Data =
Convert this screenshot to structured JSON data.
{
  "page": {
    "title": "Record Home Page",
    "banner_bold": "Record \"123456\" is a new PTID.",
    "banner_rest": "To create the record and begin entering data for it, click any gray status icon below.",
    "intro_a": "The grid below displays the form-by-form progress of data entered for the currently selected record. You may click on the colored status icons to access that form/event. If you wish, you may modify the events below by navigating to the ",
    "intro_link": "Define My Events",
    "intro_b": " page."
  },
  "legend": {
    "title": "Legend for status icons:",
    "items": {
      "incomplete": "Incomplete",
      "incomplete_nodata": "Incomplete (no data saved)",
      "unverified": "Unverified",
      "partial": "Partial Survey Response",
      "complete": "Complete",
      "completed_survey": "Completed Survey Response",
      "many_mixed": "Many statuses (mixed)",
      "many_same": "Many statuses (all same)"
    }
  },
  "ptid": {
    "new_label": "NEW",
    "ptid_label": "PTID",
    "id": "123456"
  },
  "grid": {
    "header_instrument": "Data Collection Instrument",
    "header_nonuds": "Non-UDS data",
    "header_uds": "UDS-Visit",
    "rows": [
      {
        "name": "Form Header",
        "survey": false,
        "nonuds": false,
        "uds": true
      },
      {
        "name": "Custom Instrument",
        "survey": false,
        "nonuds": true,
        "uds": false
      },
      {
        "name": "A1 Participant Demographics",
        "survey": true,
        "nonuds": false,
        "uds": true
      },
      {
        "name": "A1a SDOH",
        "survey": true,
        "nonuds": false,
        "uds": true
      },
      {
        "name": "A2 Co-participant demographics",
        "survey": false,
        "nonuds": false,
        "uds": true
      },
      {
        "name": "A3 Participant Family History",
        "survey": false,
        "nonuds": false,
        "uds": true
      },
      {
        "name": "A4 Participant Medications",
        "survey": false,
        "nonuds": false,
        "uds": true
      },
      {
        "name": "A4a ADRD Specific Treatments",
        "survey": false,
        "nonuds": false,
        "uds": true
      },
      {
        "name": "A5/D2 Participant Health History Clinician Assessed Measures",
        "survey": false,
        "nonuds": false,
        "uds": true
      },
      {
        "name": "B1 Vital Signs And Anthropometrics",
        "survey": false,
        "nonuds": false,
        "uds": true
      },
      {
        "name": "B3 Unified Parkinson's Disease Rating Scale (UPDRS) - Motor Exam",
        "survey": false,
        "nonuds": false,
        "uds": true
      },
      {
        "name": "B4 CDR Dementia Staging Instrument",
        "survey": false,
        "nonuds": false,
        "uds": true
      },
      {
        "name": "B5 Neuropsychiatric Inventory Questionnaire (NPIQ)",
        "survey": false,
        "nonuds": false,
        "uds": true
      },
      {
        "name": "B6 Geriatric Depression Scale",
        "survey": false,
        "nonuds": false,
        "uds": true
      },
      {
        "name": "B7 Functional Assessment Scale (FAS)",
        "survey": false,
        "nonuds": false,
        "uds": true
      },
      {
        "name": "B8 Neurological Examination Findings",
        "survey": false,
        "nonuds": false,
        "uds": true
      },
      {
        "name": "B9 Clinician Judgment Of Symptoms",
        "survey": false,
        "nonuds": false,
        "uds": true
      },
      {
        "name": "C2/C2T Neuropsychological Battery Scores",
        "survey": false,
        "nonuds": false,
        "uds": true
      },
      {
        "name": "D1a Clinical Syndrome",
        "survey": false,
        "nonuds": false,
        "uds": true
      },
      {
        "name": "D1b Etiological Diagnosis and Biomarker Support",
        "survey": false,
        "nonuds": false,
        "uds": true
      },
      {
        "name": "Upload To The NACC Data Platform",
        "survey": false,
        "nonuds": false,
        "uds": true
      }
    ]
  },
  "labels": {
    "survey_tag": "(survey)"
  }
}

Task brief =
Show the lines of the data that hold the word "title".

Response to this task =
    "title": "Record Home Page",
    "title": "Legend for status icons:",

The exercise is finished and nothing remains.